▸ **REQUISITOS DO EXERCÍCIO**
1 - Transcreva da crítica de Monster o trecho entre "Ricci e Theron: filme" e "lugar horroroso. Deprê.", inclusive.
2 - Liste os nomes de todas as pessoas reais citadas na crítica de Monster, incluindo o autor e sem contar personagens.
3 - De acordo com a crítica de Monster, quem dirigiu o filme?

▸ **TRECHO SELECIONADO**
22.06.04 por Bruno Oliveira
Em tempos que os documentários mais premiados do cinema são os que deixam a imparcialidade de lado, é no mínimo curioso que um longa metragem dramático sobre uma serial killer condenada a morte seja levado com isenção às telas.

Ricci e Theron: filme deprêE Monster não é abstrato como Elefante. A diretora Patty Jenkins tenta, corajosamente, contar um pouco da vida de Aileen, personagem de Charlize Theron, de maneira a explicar seus atos. Funciona. A personagem parece começar a matar por uma fatalidade, mas, aos poucos, cruza a própria linha moral.

A atuação (incorporação!) oscarizada de Theron é impressionante; mas é forte a impressão de que sem a ajuda da talentosa Christina Ricci o conjunto poderia não ser tão bom. O filme tem uma edição simples (pelo menos para os mais acostumados com malabarismos da montagem da série 24 horas) e uma trilha sonora discreta – às vezes o silêncio incomoda. É o tipo de programa que não se recomenda para um domingo à noite. Nem é preciso parar pra pensar muito pra sair do cinema com a impressão de que o mundo é um lugar horroroso. Deprê.

▸ **DADOS FORNECIDOS**
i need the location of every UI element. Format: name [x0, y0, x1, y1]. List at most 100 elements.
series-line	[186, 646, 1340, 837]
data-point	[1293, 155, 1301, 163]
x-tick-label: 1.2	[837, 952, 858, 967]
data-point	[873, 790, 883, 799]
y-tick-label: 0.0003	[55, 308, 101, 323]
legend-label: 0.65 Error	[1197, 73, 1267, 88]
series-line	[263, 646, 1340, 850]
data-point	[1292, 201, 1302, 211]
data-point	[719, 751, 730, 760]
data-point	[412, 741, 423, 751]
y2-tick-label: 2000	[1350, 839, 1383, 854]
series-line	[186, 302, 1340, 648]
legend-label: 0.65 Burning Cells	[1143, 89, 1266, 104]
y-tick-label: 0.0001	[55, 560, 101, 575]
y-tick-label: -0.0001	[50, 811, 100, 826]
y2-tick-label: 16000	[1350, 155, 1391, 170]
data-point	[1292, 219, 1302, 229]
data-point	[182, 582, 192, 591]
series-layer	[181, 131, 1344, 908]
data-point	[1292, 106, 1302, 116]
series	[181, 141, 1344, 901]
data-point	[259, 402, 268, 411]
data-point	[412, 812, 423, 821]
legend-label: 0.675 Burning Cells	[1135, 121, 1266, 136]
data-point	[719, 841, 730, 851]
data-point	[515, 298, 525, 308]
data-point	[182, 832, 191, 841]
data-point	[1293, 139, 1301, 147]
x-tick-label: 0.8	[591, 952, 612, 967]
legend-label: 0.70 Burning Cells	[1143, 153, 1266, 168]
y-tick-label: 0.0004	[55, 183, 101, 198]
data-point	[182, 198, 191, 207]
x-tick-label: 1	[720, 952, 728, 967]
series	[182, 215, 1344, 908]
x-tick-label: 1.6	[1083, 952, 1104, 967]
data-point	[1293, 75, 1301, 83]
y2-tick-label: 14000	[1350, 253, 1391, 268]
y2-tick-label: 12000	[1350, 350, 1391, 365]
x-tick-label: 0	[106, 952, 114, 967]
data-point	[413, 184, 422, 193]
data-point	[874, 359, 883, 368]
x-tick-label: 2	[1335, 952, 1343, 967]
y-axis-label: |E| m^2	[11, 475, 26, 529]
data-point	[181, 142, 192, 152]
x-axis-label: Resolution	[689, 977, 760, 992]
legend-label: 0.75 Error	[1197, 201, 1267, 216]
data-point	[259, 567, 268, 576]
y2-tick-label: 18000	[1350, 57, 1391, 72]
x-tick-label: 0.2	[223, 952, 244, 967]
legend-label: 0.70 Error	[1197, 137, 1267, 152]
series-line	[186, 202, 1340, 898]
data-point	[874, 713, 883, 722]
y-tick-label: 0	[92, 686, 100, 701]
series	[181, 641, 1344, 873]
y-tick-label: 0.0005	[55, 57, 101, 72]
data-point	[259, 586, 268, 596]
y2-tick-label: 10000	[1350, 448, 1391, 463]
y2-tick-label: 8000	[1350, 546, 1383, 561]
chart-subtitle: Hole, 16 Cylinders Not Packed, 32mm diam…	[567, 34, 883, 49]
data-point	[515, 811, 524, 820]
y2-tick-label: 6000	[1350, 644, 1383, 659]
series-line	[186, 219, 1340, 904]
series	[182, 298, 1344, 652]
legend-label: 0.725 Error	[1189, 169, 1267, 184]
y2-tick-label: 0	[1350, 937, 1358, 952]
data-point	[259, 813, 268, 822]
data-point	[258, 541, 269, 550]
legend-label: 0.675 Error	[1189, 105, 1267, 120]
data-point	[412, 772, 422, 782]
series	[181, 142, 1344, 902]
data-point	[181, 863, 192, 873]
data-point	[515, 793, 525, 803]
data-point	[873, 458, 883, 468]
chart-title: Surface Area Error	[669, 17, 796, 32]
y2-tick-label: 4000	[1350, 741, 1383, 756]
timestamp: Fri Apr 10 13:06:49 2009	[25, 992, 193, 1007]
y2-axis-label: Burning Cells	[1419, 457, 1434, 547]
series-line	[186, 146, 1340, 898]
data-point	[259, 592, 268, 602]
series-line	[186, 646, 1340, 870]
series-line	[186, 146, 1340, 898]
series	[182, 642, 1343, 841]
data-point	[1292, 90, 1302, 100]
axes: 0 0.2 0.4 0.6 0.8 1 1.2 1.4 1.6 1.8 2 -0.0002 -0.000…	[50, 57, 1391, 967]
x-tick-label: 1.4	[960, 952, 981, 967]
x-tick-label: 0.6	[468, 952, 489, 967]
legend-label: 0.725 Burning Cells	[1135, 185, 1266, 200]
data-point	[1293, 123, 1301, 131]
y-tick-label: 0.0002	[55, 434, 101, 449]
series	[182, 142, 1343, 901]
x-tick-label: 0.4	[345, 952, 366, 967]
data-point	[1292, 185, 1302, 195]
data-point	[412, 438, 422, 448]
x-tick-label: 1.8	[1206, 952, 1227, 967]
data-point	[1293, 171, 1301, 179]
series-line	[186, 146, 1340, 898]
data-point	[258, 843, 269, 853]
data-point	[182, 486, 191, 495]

▸ **RESPOSTAS FORNECIDAS**
1 -
Ricci e Theron: filme deprêE Monster não é abstrato como Elefante. A diretora Patty Jenkins tenta, corajosamente, contar um pouco da vida de Aileen, personagem de Charlize Theron, de maneira a explicar seus atos. Funciona. A personagem parece começar a matar por uma fatalidade, mas, aos poucos, cruza a própria linha moral.

A atuação (incorporação!) oscarizada de Theron é impressionante; mas é forte a impressão de que sem a ajuda da talentosa Christina Ricci o conjunto poderia não ser tão bom. O filme tem uma edição simples (pelo menos para os mais acostumados com malabarismos da montagem da série 24 horas) e uma trilha sonora discreta – às vezes o silêncio incomoda. É o tipo de programa que não se recomenda para um domingo à noite. Nem é preciso parar pra pensar muito pra sair do cinema com a impressão de que o mundo é um lugar horroroso. Deprê.

2 -
Bruno Oliveira
Patty Jenkins
Charlize Theron
Christina Ricci

3 - Patty Jenkins.